PROBLEM TO SOLVE. Reproduce all of the data exactly.

ENTRIES PROVIDED.
# # # #

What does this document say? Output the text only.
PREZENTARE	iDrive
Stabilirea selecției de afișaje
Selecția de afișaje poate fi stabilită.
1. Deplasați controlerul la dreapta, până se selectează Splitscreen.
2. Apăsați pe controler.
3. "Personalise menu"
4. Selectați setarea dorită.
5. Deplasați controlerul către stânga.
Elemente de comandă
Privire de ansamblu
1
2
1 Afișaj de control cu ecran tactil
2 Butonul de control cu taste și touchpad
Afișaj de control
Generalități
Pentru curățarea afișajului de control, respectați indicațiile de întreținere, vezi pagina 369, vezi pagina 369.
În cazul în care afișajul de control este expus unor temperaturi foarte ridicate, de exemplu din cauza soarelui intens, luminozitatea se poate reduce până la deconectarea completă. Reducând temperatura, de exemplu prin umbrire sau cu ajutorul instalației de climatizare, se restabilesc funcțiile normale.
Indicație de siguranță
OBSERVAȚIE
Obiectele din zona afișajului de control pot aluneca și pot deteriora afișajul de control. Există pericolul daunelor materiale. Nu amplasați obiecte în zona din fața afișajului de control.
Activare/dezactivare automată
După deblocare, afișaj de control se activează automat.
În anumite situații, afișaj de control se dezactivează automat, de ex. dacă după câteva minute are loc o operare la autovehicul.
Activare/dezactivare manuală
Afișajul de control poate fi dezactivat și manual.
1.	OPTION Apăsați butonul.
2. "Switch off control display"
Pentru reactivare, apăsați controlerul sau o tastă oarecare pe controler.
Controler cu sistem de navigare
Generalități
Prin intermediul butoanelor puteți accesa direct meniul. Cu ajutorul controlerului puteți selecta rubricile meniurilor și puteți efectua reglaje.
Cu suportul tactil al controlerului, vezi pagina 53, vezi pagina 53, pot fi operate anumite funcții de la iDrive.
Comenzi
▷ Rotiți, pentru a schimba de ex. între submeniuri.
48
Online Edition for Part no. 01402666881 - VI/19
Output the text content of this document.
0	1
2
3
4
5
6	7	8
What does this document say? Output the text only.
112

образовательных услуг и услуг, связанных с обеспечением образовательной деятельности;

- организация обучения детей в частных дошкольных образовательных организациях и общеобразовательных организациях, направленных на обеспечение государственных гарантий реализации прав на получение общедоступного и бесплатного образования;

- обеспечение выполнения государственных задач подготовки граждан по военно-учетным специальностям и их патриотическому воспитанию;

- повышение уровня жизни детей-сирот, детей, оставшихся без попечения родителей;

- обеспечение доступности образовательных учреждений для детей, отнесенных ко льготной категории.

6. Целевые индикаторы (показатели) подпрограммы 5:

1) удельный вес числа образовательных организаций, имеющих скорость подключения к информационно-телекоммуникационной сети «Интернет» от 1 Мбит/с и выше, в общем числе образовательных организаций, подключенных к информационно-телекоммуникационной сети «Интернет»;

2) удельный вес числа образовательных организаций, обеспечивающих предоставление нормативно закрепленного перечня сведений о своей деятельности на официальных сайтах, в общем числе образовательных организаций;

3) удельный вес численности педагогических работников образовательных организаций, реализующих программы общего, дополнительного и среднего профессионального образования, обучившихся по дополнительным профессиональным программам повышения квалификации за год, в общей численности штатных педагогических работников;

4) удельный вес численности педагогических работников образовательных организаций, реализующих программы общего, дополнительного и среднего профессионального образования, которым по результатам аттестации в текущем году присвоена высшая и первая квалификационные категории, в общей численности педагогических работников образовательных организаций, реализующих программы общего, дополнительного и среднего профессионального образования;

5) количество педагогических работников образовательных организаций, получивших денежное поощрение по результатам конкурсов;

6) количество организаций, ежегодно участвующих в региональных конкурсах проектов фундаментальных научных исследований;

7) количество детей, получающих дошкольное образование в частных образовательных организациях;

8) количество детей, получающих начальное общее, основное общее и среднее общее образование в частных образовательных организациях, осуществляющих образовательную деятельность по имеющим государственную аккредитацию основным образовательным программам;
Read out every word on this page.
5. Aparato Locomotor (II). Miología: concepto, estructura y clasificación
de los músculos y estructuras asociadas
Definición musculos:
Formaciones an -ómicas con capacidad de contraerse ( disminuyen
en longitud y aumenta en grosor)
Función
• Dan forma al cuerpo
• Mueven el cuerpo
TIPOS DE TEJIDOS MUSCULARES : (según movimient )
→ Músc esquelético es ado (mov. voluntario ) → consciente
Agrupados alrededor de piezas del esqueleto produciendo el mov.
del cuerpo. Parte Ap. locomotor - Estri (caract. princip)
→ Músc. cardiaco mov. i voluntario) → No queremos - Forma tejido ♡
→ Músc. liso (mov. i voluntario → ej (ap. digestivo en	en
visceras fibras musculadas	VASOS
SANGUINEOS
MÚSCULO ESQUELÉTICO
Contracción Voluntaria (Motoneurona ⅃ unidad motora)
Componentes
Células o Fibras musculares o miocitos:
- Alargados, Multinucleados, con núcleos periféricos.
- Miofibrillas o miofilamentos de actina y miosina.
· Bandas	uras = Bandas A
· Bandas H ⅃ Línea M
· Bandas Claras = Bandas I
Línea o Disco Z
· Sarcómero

# # # #

FULL RESPONSE.
What does this document say? Output the text only.
PREZENTARE	iDrive
Stabilirea selecției de afișaje
Selecția de afișaje poate fi stabilită.
1. Deplasați controlerul la dreapta, până se selectează Splitscreen.
2. Apăsați pe controler.
3. "Personalise menu"
4. Selectați setarea dorită.
5. Deplasați controlerul către stânga.
Elemente de comandă
Privire de ansamblu
1
2
1 Afișaj de control cu ecran tactil
2 Butonul de control cu taste și touchpad
Afișaj de control
Generalități
Pentru curățarea afișajului de control, respectați indicațiile de întreținere, vezi pagina 369, vezi pagina 369.
În cazul în care afișajul de control este expus unor temperaturi foarte ridicate, de exemplu din cauza soarelui intens, luminozitatea se poate reduce până la deconectarea completă. Reducând temperatura, de exemplu prin umbrire sau cu ajutorul instalației de climatizare, se restabilesc funcțiile normale.
Indicație de siguranță
OBSERVAȚIE
Obiectele din zona afișajului de control pot aluneca și pot deteriora afișajul de control. Există pericolul daunelor materiale. Nu amplasați obiecte în zona din fața afișajului de control.
Activare/dezactivare automată
După deblocare, afișaj de control se activează automat.
În anumite situații, afișaj de control se dezactivează automat, de ex. dacă după câteva minute are loc o operare la autovehicul.
Activare/dezactivare manuală
Afișajul de control poate fi dezactivat și manual.
1.	OPTION Apăsați butonul.
2. "Switch off control display"
Pentru reactivare, apăsați controlerul sau o tastă oarecare pe controler.
Controler cu sistem de navigare
Generalități
Prin intermediul butoanelor puteți accesa direct meniul. Cu ajutorul controlerului puteți selecta rubricile meniurilor și puteți efectua reglaje.
Cu suportul tactil al controlerului, vezi pagina 53, vezi pagina 53, pot fi operate anumite funcții de la iDrive.
Comenzi
▷ Rotiți, pentru a schimba de ex. între submeniuri.
48
Online Edition for Part no. 01402666881 - VI/19
Output the text content of this document.
0	1
2
3
4
5
6	7	8
What does this document say? Output the text only.
112

образовательных услуг и услуг, связанных с обеспечением образовательной деятельности;

- организация обучения детей в частных дошкольных образовательных организациях и общеобразовательных организациях, направленных на обеспечение государственных гарантий реализации прав на получение общедоступного и бесплатного образования;

- обеспечение выполнения государственных задач подготовки граждан по военно-учетным специальностям и их патриотическому воспитанию;

- повышение уровня жизни детей-сирот, детей, оставшихся без попечения родителей;

- обеспечение доступности образовательных учреждений для детей, отнесенных ко льготной категории.

6. Целевые индикаторы (показатели) подпрограммы 5:

1) удельный вес числа образовательных организаций, имеющих скорость подключения к информационно-телекоммуникационной сети «Интернет» от 1 Мбит/с и выше, в общем числе образовательных организаций, подключенных к информационно-телекоммуникационной сети «Интернет»;

2) удельный вес числа образовательных организаций, обеспечивающих предоставление нормативно закрепленного перечня сведений о своей деятельности на официальных сайтах, в общем числе образовательных организаций;

3) удельный вес численности педагогических работников образовательных организаций, реализующих программы общего, дополнительного и среднего профессионального образования, обучившихся по дополнительным профессиональным программам повышения квалификации за год, в общей численности штатных педагогических работников;

4) удельный вес численности педагогических работников образовательных организаций, реализующих программы общего, дополнительного и среднего профессионального образования, которым по результатам аттестации в текущем году присвоена высшая и первая квалификационные категории, в общей численности педагогических работников образовательных организаций, реализующих программы общего, дополнительного и среднего профессионального образования;

5) количество педагогических работников образовательных организаций, получивших денежное поощрение по результатам конкурсов;

6) количество организаций, ежегодно участвующих в региональных конкурсах проектов фундаментальных научных исследований;

7) количество детей, получающих дошкольное образование в частных образовательных организациях;

8) количество детей, получающих начальное общее, основное общее и среднее общее образование в частных образовательных организациях, осуществляющих образовательную деятельность по имеющим государственную аккредитацию основным образовательным программам;
Read out every word on this page.
5. Aparato Locomotor (II). Miología: concepto, estructura y clasificación
de los músculos y estructuras asociadas
Definición musculos:
Formaciones an -ómicas con capacidad de contraerse ( disminuyen
en longitud y aumenta en grosor)
Función
• Dan forma al cuerpo
• Mueven el cuerpo
TIPOS DE TEJIDOS MUSCULARES : (según movimient )
→ Músc esquelético es ado (mov. voluntario ) → consciente
Agrupados alrededor de piezas del esqueleto produciendo el mov.
del cuerpo. Parte Ap. locomotor - Estri (caract. princip)
→ Músc. cardiaco mov. i voluntario) → No queremos - Forma tejido ♡
→ Músc. liso (mov. i voluntario → ej (ap. digestivo en	en
visceras fibras musculadas	VASOS
SANGUINEOS
MÚSCULO ESQUELÉTICO
Contracción Voluntaria (Motoneurona ⅃ unidad motora)
Componentes
Células o Fibras musculares o miocitos:
- Alargados, Multinucleados, con núcleos periféricos.
- Miofibrillas o miofilamentos de actina y miosina.
· Bandas	uras = Bandas A
· Bandas H ⅃ Línea M
· Bandas Claras = Bandas I
Línea o Disco Z
· Sarcómero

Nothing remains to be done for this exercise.